## PROMPT
Reproduce every line of the records below verbatim, leaving the pictures out.

[Region boundary data]
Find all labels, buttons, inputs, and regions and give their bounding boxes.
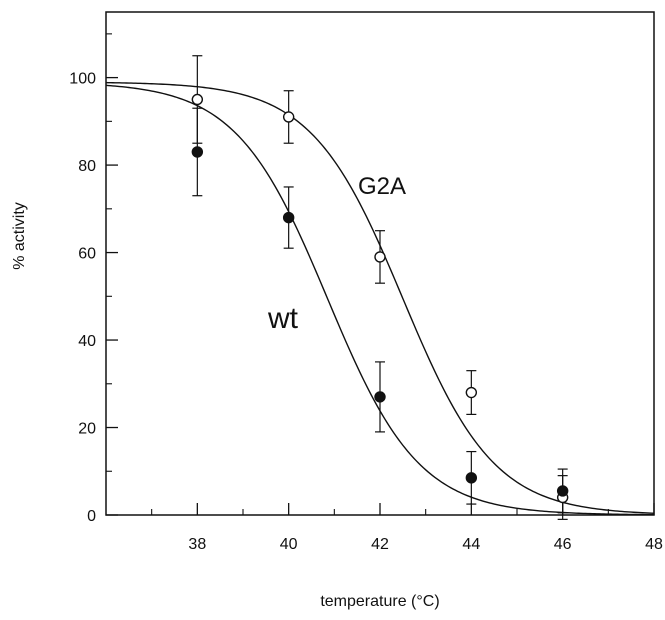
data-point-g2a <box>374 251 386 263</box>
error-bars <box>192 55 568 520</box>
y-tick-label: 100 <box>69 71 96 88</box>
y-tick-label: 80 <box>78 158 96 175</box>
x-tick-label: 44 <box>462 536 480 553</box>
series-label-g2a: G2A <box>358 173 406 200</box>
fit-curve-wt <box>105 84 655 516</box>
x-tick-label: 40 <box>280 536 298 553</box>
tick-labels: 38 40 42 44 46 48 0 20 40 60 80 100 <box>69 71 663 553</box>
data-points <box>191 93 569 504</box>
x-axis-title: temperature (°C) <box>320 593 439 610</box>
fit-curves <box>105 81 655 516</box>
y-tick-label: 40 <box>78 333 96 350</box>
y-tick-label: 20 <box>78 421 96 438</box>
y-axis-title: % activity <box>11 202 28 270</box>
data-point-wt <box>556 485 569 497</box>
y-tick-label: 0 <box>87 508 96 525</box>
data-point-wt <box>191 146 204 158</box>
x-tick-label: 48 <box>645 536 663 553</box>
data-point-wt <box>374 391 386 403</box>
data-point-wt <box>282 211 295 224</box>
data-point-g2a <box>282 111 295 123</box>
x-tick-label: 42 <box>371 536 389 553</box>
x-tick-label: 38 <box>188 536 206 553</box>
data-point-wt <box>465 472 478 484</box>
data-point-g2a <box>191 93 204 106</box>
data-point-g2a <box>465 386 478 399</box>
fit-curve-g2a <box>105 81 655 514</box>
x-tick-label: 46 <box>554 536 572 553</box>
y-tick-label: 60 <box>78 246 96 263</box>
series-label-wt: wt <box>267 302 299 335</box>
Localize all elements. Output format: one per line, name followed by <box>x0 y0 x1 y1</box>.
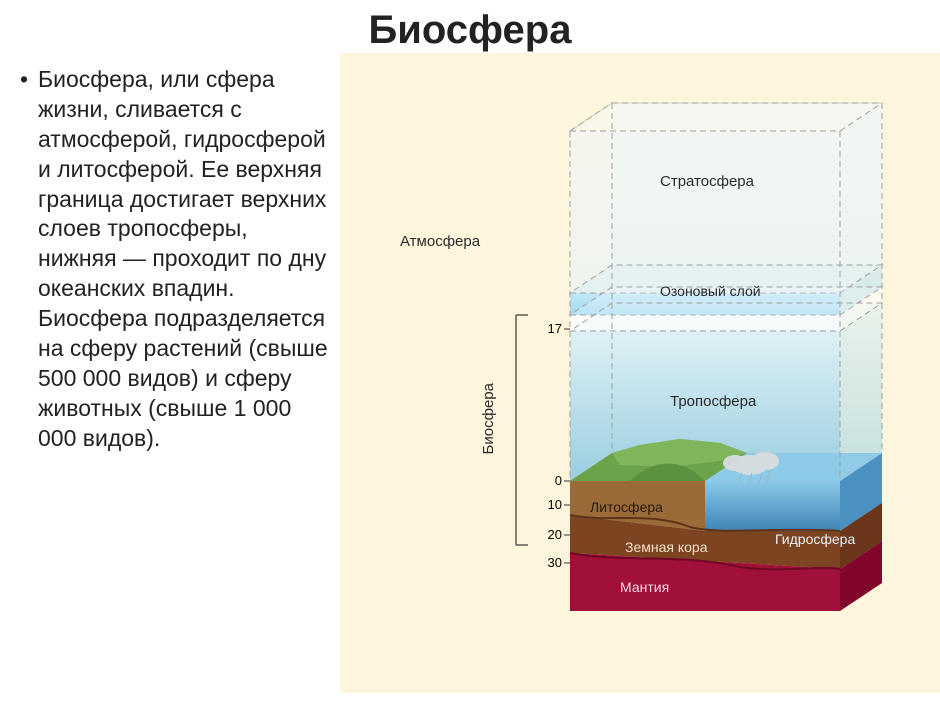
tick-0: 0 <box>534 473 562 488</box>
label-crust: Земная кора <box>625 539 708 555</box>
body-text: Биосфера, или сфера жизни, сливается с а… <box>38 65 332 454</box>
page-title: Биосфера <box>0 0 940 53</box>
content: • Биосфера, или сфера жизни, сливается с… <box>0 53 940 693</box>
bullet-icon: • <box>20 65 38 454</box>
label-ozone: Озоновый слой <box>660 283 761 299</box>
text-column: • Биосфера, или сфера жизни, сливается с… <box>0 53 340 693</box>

## EXPECTED OUTPUT
Find all labels, buttons, inputs, and regions and give their bounding boxes.
data-point-g2a <box>374 251 386 263</box>
error-bars <box>192 55 568 520</box>
y-tick-label: 100 <box>69 71 96 88</box>
y-tick-label: 80 <box>78 158 96 175</box>
x-tick-label: 44 <box>462 536 480 553</box>
series-label-g2a: G2A <box>358 173 406 200</box>
fit-curve-wt <box>105 84 655 516</box>
x-tick-label: 40 <box>280 536 298 553</box>
tick-labels: 38 40 42 44 46 48 0 20 40 60 80 100 <box>69 71 663 553</box>
data-points <box>191 93 569 504</box>
x-axis-title: temperature (°C) <box>320 593 439 610</box>
fit-curves <box>105 81 655 516</box>
y-tick-label: 40 <box>78 333 96 350</box>
y-tick-label: 20 <box>78 421 96 438</box>
y-axis-title: % activity <box>11 202 28 270</box>
data-point-wt <box>556 485 569 497</box>
y-tick-label: 0 <box>87 508 96 525</box>
data-point-wt <box>191 146 204 158</box>
x-tick-label: 48 <box>645 536 663 553</box>
data-point-wt <box>374 391 386 403</box>
data-point-wt <box>282 211 295 224</box>
data-point-g2a <box>282 111 295 123</box>
x-tick-label: 42 <box>371 536 389 553</box>
x-tick-label: 38 <box>188 536 206 553</box>
data-point-wt <box>465 472 478 484</box>
data-point-g2a <box>191 93 204 106</box>
data-point-g2a <box>465 386 478 399</box>
fit-curve-g2a <box>105 81 655 514</box>
x-tick-label: 46 <box>554 536 572 553</box>
y-tick-label: 60 <box>78 246 96 263</box>
series-label-wt: wt <box>267 302 299 335</box>
Localize all elements. Output format: one per line, name followed by <box>x0 y0 x1 y1</box>.
tick-0: 0 <box>534 473 562 488</box>
label-crust: Земная кора <box>625 539 708 555</box>
body-text: Биосфера, или сфера жизни, сливается с а… <box>38 65 332 454</box>
page-title: Биосфера <box>0 0 940 53</box>
content: • Биосфера, или сфера жизни, сливается с… <box>0 53 940 693</box>
bullet-icon: • <box>20 65 38 454</box>
label-ozone: Озоновый слой <box>660 283 761 299</box>
text-column: • Биосфера, или сфера жизни, сливается с… <box>0 53 340 693</box>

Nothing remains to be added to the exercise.